Render the stretch from the first row through the row containing "menu-item[interactable]: Opţiuni —", inclusive, as a numbered list, leaving out any blank lines.

[Start PROVIDED MATERIAL]

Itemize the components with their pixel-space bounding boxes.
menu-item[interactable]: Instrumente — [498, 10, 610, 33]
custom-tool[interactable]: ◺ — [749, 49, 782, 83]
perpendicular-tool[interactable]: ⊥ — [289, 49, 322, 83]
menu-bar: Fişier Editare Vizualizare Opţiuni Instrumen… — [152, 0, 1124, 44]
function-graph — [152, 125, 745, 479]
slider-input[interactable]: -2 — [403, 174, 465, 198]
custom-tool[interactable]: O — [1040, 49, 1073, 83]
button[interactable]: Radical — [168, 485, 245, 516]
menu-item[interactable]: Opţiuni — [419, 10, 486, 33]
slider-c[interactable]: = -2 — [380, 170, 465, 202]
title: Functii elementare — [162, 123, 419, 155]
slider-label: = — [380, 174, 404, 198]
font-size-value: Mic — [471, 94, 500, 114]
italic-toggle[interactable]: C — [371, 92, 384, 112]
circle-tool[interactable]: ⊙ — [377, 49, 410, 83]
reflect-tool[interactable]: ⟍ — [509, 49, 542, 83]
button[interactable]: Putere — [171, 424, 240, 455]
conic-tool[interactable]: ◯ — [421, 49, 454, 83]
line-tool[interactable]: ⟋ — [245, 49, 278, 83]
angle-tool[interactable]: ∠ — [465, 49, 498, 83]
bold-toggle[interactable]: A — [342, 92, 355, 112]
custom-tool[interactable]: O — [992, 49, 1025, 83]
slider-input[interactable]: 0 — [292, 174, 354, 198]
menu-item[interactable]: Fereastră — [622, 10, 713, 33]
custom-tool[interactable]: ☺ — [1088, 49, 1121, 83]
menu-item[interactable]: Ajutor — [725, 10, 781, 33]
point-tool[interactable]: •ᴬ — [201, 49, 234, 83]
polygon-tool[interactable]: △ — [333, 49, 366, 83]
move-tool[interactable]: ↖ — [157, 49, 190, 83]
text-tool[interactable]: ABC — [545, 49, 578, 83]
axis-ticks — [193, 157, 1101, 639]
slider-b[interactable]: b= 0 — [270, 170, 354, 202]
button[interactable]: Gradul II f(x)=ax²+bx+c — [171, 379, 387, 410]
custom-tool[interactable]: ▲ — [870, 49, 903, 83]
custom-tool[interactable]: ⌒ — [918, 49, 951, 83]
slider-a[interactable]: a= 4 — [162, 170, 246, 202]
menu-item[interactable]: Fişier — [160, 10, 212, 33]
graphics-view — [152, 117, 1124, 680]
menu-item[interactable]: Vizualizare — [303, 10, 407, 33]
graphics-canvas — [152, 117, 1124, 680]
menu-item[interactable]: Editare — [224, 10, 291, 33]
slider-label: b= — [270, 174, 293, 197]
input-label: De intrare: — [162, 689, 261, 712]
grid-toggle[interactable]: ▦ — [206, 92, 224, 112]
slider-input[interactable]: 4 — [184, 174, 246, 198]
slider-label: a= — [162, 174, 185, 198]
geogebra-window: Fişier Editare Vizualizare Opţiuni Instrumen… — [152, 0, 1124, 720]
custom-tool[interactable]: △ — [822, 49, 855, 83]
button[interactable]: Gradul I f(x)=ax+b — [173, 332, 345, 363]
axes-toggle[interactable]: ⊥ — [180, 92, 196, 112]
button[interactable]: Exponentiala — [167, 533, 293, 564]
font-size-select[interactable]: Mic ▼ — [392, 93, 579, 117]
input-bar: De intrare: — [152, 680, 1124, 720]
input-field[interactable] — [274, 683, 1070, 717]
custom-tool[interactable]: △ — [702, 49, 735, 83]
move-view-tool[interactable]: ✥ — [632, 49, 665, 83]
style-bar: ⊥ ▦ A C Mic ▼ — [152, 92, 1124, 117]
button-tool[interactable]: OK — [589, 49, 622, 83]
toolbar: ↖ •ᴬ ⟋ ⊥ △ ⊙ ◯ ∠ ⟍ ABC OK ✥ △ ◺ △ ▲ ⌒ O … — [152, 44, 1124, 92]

[End PROVIDED MATERIAL]

**ANSWER FOR THE TASK:**
1. Itemize the components with their pixel-space bounding boxes.
2. menu-item[interactable]: Instrumente — [498, 10, 610, 33]
3. custom-tool[interactable]: ◺ — [749, 49, 782, 83]
4. perpendicular-tool[interactable]: ⊥ — [289, 49, 322, 83]
5. menu-bar: Fişier Editare Vizualizare Opţiuni Instrumen… — [152, 0, 1124, 44]
6. function-graph — [152, 125, 745, 479]
7. slider-input[interactable]: -2 — [403, 174, 465, 198]
8. custom-tool[interactable]: O — [1040, 49, 1073, 83]
9. button[interactable]: Radical — [168, 485, 245, 516]
10. menu-item[interactable]: Opţiuni — [419, 10, 486, 33]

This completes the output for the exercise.